_Do this_. From the entries below, work out the number of lines that hold the word "kegiatan", and give that number alone.

_Data entries_.
++++
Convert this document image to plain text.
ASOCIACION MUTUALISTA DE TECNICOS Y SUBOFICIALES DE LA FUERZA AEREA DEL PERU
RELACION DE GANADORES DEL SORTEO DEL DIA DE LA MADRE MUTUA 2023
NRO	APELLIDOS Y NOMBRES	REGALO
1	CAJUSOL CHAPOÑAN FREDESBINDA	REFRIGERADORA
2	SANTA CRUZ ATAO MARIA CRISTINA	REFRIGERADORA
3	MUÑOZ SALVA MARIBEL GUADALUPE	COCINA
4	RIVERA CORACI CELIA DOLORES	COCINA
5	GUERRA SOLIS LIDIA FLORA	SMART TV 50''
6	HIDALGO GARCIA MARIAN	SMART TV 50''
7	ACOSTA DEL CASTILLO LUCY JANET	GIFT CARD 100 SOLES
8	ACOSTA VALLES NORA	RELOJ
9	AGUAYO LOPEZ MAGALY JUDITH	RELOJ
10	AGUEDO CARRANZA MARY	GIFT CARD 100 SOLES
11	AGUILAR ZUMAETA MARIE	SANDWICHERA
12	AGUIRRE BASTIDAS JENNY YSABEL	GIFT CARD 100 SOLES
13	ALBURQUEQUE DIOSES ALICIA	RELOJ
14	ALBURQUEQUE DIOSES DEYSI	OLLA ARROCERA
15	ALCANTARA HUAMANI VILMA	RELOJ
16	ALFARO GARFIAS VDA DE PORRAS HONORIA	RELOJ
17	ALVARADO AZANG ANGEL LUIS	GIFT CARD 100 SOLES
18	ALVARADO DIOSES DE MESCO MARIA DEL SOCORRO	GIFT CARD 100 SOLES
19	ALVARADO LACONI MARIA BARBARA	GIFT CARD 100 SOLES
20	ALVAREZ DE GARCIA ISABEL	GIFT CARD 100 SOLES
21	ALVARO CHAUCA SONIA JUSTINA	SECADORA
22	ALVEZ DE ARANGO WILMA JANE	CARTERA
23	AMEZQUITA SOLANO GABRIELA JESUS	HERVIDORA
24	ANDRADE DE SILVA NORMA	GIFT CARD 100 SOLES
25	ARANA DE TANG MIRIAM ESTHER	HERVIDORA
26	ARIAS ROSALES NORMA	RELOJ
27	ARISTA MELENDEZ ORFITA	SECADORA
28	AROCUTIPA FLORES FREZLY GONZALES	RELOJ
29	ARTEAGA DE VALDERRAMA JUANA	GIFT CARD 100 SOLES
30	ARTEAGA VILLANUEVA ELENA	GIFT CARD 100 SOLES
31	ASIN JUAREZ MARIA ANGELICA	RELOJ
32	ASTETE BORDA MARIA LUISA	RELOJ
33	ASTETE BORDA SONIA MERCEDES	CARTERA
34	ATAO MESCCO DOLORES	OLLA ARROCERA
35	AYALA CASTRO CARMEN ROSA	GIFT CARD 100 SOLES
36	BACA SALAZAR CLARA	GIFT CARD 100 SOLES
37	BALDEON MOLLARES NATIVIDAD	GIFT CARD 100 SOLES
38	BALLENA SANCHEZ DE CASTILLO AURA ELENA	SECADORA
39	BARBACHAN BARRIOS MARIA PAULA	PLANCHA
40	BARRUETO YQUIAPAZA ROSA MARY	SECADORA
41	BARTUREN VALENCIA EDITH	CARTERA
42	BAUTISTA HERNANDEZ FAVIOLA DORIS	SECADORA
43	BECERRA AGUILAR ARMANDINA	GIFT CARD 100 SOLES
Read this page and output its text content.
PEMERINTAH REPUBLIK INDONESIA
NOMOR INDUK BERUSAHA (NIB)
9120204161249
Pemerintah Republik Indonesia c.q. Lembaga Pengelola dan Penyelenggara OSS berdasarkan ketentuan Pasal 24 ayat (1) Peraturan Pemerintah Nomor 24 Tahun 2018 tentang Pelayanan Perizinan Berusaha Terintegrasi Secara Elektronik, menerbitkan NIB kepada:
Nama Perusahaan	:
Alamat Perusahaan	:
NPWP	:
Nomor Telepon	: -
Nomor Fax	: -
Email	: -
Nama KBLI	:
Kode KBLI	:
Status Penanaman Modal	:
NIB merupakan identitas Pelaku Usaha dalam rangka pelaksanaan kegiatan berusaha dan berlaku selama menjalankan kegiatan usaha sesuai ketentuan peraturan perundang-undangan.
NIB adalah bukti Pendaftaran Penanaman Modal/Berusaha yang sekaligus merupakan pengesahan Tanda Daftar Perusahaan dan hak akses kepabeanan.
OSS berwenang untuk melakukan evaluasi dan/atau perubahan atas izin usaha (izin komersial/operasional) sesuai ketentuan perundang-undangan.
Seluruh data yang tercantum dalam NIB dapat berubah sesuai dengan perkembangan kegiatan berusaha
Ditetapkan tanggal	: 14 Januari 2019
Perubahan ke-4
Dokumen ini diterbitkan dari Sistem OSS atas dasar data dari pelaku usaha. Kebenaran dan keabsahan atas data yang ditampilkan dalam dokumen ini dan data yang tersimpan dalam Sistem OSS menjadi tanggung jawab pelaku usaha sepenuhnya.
++++
_Result of this task_. 2